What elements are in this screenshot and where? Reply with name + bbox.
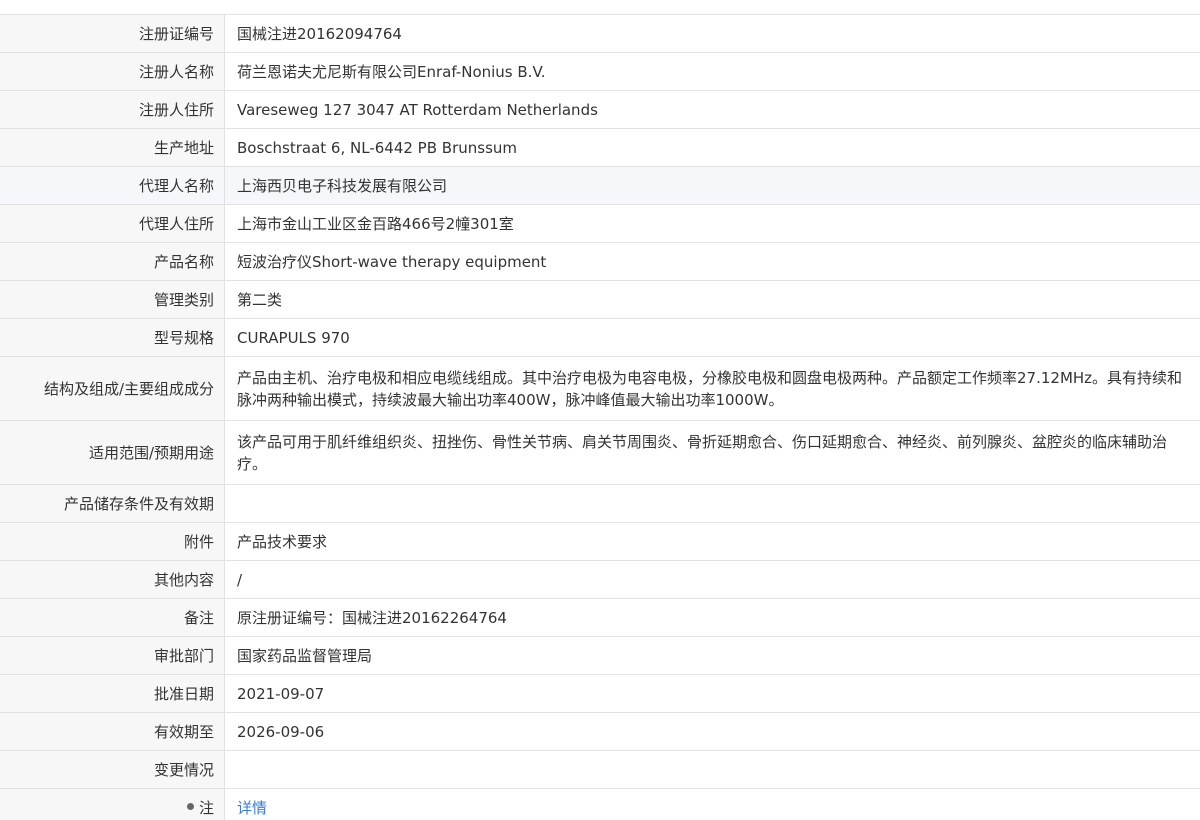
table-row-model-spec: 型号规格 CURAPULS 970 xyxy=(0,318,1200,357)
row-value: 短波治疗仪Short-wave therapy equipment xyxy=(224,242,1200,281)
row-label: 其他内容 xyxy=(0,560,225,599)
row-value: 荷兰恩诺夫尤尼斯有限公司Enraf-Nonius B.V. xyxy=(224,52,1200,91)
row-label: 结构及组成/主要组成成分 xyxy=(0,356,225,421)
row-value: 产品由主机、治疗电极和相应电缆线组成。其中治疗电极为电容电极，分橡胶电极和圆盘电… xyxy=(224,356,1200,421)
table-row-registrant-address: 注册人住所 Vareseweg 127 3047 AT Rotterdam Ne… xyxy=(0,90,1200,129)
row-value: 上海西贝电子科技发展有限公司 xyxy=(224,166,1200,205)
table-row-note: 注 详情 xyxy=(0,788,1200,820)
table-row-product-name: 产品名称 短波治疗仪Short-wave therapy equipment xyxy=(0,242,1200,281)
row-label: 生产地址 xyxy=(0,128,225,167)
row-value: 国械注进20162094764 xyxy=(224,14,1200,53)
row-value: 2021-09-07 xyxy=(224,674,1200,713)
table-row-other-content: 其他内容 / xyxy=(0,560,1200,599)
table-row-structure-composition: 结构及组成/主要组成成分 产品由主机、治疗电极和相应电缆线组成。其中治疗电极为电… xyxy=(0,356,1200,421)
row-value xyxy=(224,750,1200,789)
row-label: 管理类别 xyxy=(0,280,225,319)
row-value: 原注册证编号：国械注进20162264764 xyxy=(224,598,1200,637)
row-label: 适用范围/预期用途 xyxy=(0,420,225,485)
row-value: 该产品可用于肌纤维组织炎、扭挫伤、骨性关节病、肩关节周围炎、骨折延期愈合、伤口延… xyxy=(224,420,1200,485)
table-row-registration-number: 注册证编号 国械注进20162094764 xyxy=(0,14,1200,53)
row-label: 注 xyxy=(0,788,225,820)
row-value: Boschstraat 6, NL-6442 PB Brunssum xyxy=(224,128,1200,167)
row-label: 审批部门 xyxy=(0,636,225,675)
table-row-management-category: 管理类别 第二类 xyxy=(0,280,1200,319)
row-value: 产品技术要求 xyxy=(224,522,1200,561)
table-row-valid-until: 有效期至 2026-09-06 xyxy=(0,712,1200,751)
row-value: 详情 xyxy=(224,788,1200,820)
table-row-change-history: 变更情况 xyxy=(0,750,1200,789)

------------------------------------------------

# WRITTEN INSTRUCTION
Rewrite the lines between the one holding "table-row-model-spec: 型号规格 CURAPULS" and the one holding "table-row-other-content: 其他内容 /", inclusive, replacing "row-label" with "field-name" and leaving everything else as it is. Give only those lines.

# CORRECT RESPONSE
table-row-model-spec: 型号规格 CURAPULS 970 xyxy=(0,318,1200,357)
row-value: 短波治疗仪Short-wave therapy equipment xyxy=(224,242,1200,281)
field-name: 其他内容 xyxy=(0,560,225,599)
row-value: 荷兰恩诺夫尤尼斯有限公司Enraf-Nonius B.V. xyxy=(224,52,1200,91)
field-name: 结构及组成/主要组成成分 xyxy=(0,356,225,421)
row-value: 产品由主机、治疗电极和相应电缆线组成。其中治疗电极为电容电极，分橡胶电极和圆盘电… xyxy=(224,356,1200,421)
table-row-registrant-address: 注册人住所 Vareseweg 127 3047 AT Rotterdam Ne… xyxy=(0,90,1200,129)
row-value: 上海西贝电子科技发展有限公司 xyxy=(224,166,1200,205)
table-row-note: 注 详情 xyxy=(0,788,1200,820)
table-row-product-name: 产品名称 短波治疗仪Short-wave therapy equipment xyxy=(0,242,1200,281)
field-name: 生产地址 xyxy=(0,128,225,167)
row-value: 国械注进20162094764 xyxy=(224,14,1200,53)
row-value: 2021-09-07 xyxy=(224,674,1200,713)
table-row-other-content: 其他内容 / xyxy=(0,560,1200,599)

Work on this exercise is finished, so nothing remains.